• WORK TO COMPLETE: Collect every line in the records below that contains the word "data".

• SUPPLIED INFORMATION:
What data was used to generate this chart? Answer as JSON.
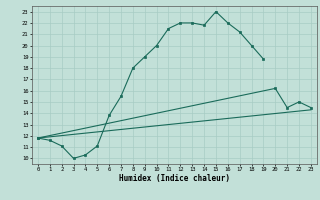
{
  "xlabel": "Humidex (Indice chaleur)",
  "bg_color": "#c2e0d8",
  "line_color": "#1a6b5a",
  "grid_color": "#a8ccc4",
  "xlim": [
    -0.5,
    23.5
  ],
  "ylim": [
    9.5,
    23.5
  ],
  "yticks": [
    10,
    11,
    12,
    13,
    14,
    15,
    16,
    17,
    18,
    19,
    20,
    21,
    22,
    23
  ],
  "xticks": [
    0,
    1,
    2,
    3,
    4,
    5,
    6,
    7,
    8,
    9,
    10,
    11,
    12,
    13,
    14,
    15,
    16,
    17,
    18,
    19,
    20,
    21,
    22,
    23
  ],
  "line1_x": [
    0,
    1,
    2,
    3,
    4,
    5,
    6,
    7,
    8,
    9,
    10,
    11,
    12,
    13,
    14,
    15,
    16,
    17,
    18,
    19
  ],
  "line1_y": [
    11.8,
    11.6,
    11.1,
    10.0,
    10.3,
    11.1,
    13.8,
    15.5,
    18.0,
    19.0,
    20.0,
    21.5,
    22.0,
    22.0,
    21.8,
    23.0,
    22.0,
    21.2,
    20.0,
    18.8
  ],
  "line2_x": [
    0,
    20,
    21,
    22,
    23
  ],
  "line2_y": [
    11.8,
    16.2,
    14.5,
    15.0,
    14.5
  ],
  "line3_x": [
    0,
    23
  ],
  "line3_y": [
    11.8,
    14.3
  ]
}
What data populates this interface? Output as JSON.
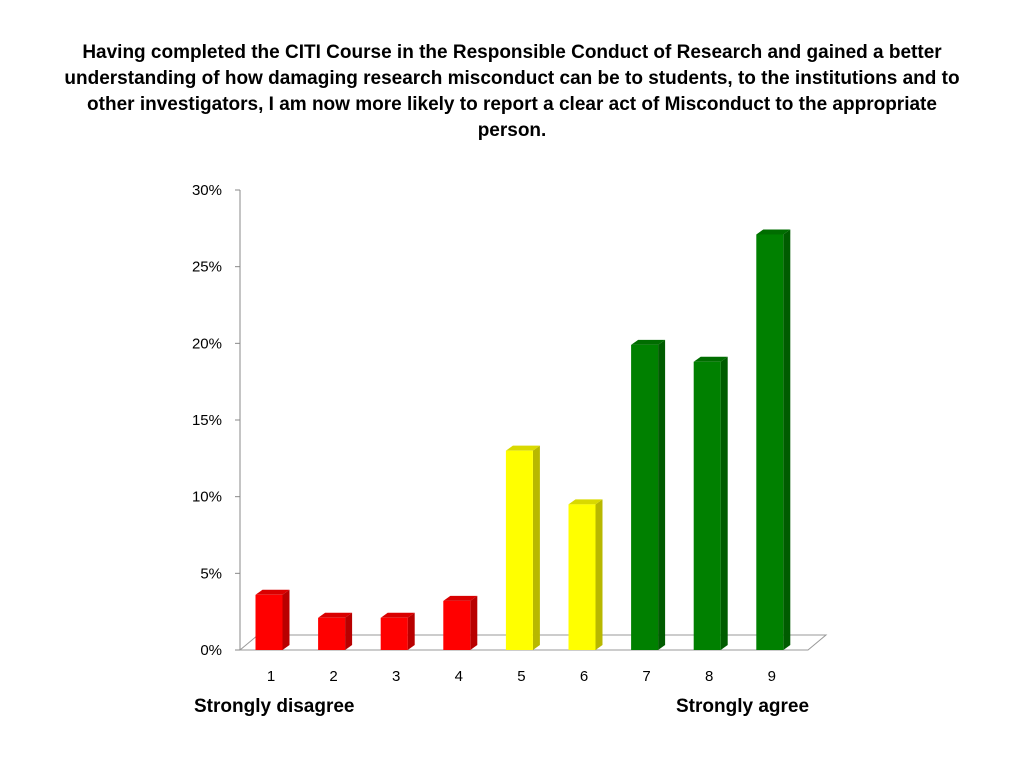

• EXERCISE ANSWER:
What data was used to generate this chart? Answer as JSON.
What data populates this interface? Output as JSON.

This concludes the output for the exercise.